WHAT THIS TASK INVOLVES
Report every line from the material that contains the word "drive".

EXCERPTED RECORDS
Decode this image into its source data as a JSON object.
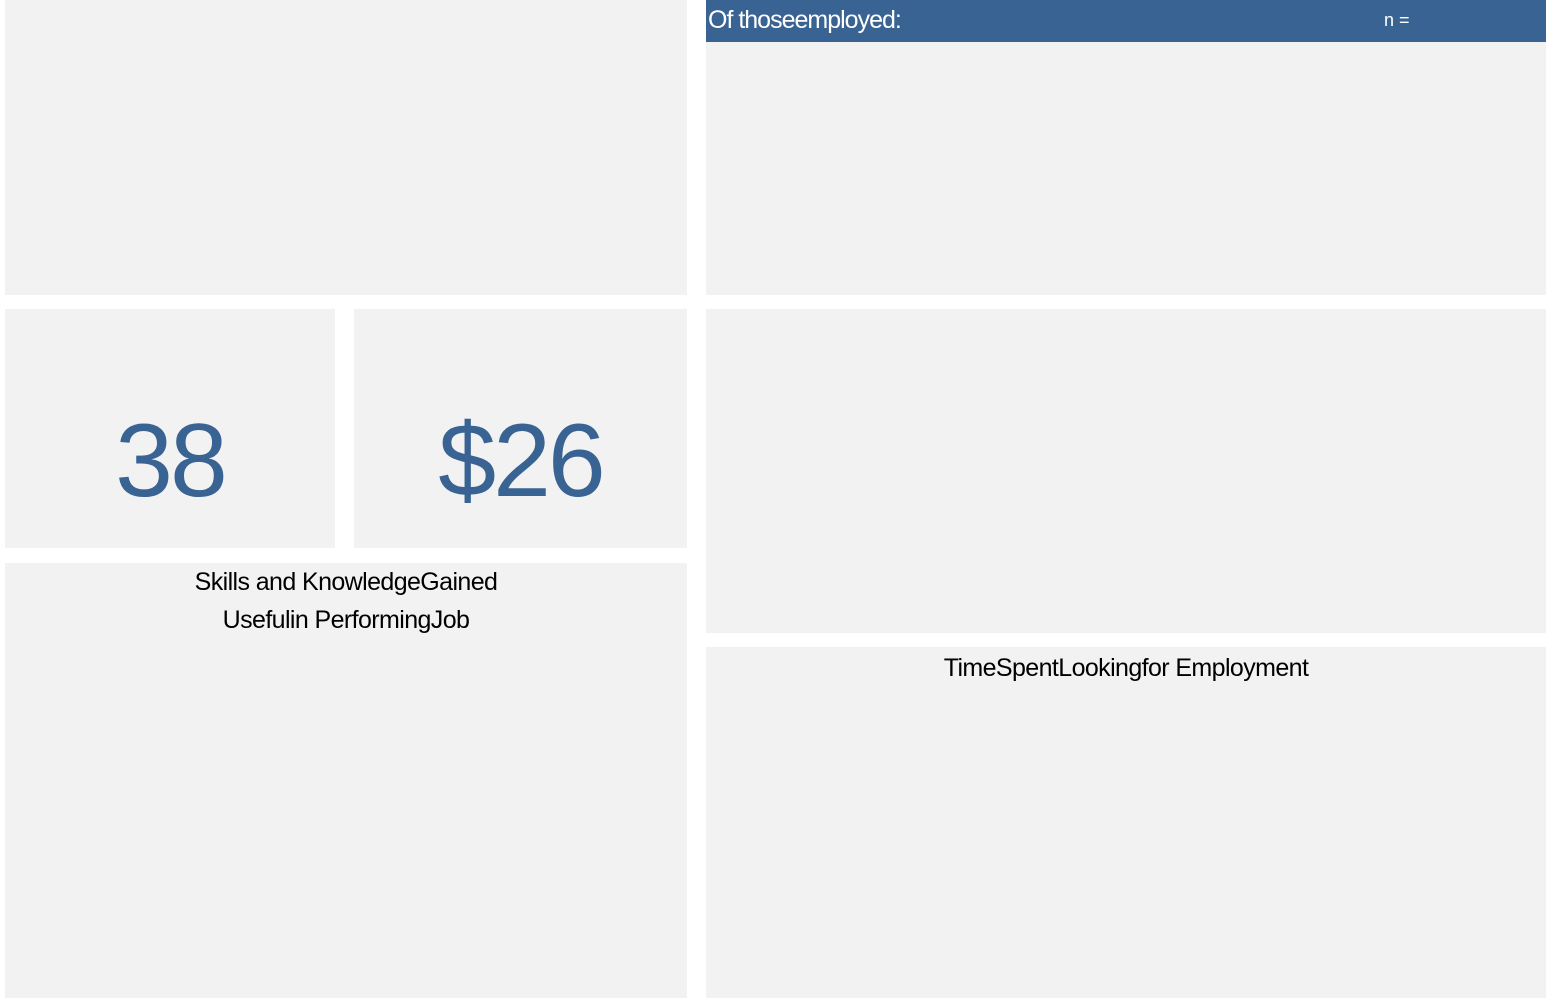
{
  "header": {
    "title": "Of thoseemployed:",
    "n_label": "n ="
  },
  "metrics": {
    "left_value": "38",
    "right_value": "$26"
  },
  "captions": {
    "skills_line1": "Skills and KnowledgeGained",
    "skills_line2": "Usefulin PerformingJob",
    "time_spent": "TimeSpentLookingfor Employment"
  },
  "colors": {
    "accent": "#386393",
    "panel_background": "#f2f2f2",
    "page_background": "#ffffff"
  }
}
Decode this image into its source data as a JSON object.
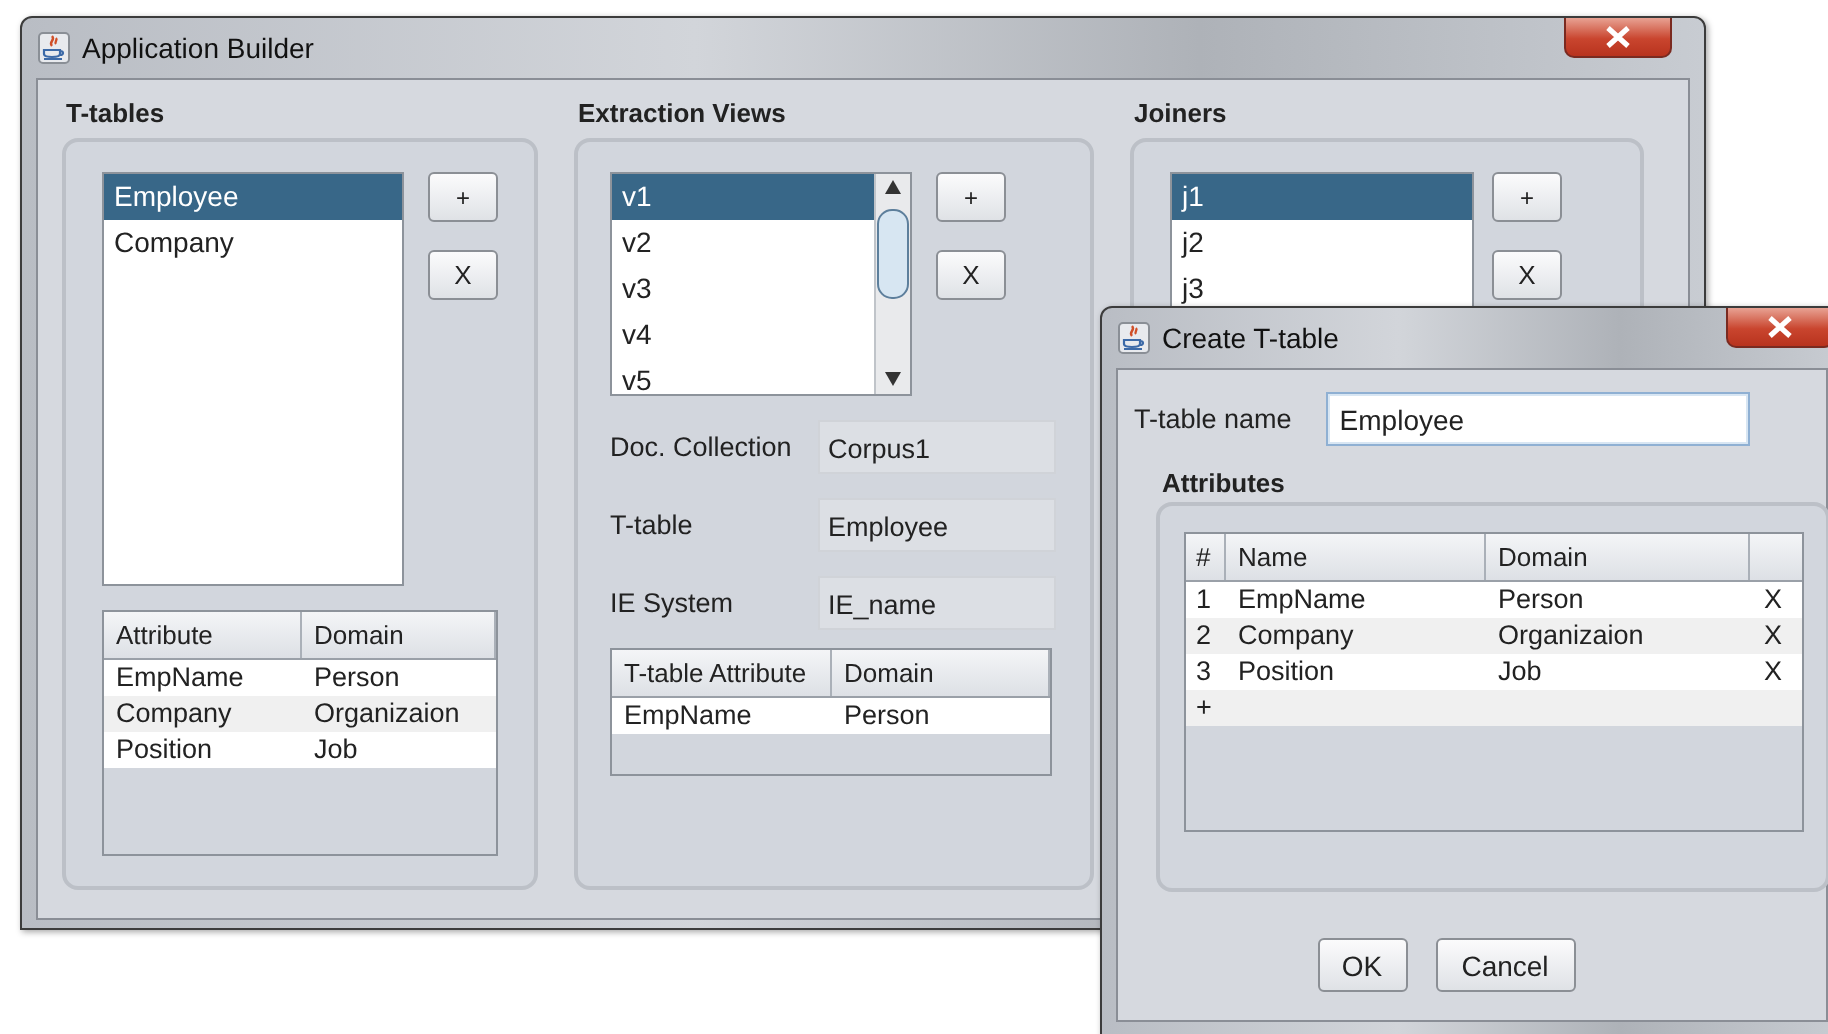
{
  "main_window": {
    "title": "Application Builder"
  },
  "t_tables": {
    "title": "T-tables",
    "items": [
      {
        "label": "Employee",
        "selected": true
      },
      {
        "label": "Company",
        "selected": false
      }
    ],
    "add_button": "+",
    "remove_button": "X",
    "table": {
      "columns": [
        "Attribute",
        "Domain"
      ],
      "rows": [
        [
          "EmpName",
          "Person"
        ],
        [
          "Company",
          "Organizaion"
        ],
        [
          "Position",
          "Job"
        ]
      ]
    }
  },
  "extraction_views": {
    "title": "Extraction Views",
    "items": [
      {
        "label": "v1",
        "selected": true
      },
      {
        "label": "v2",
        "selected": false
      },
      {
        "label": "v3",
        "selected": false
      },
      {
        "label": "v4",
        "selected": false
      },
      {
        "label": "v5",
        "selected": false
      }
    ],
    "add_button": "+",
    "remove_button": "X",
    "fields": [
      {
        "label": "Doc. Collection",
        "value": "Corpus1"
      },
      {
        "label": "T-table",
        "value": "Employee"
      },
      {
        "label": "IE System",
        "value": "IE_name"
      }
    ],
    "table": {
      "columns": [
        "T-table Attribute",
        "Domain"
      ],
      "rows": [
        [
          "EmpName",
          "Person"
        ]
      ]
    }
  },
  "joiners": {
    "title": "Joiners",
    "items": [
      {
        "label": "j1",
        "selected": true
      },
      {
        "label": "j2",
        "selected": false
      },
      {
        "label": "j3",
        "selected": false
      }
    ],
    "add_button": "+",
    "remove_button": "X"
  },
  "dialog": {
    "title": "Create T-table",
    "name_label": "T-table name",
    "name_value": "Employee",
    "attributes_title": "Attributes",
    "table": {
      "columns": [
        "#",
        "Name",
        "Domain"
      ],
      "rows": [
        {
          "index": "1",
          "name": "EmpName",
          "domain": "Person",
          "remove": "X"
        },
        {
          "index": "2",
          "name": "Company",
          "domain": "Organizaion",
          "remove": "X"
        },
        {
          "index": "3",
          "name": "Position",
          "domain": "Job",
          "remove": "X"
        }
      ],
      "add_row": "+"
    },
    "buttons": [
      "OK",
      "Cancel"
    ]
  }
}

==

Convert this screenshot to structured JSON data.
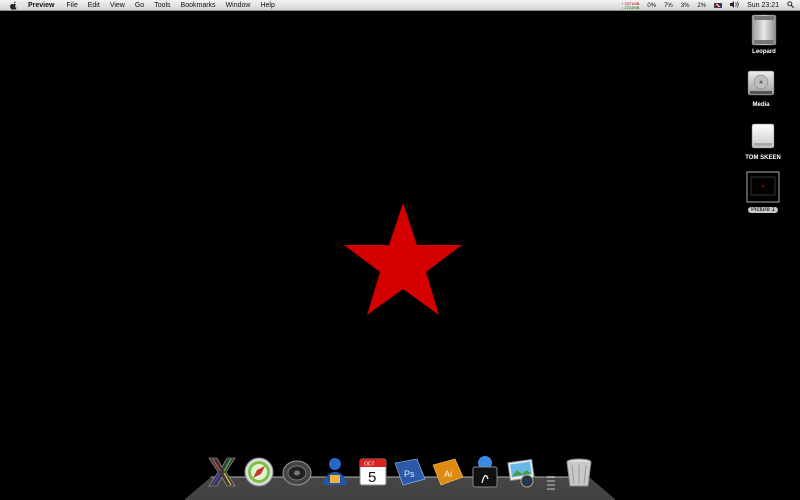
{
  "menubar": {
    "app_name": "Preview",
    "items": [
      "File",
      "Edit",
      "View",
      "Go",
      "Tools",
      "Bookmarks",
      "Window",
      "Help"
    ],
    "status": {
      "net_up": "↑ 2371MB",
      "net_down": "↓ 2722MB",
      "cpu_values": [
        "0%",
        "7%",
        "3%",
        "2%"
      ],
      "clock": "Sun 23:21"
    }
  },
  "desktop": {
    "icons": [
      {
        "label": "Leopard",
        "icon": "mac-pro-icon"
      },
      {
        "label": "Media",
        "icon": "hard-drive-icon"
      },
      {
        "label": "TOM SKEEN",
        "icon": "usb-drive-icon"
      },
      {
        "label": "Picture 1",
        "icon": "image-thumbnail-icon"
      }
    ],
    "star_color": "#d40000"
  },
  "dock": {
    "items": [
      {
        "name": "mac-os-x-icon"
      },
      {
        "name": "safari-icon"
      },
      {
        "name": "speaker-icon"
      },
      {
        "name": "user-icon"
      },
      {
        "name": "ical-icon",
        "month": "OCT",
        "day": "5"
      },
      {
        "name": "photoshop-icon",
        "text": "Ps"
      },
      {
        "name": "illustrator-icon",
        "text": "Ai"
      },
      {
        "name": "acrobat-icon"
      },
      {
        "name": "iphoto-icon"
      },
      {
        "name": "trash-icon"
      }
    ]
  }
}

THE REPLY
        "icon": "hard-drive-icon"
        "icon": "usb-drive-icon"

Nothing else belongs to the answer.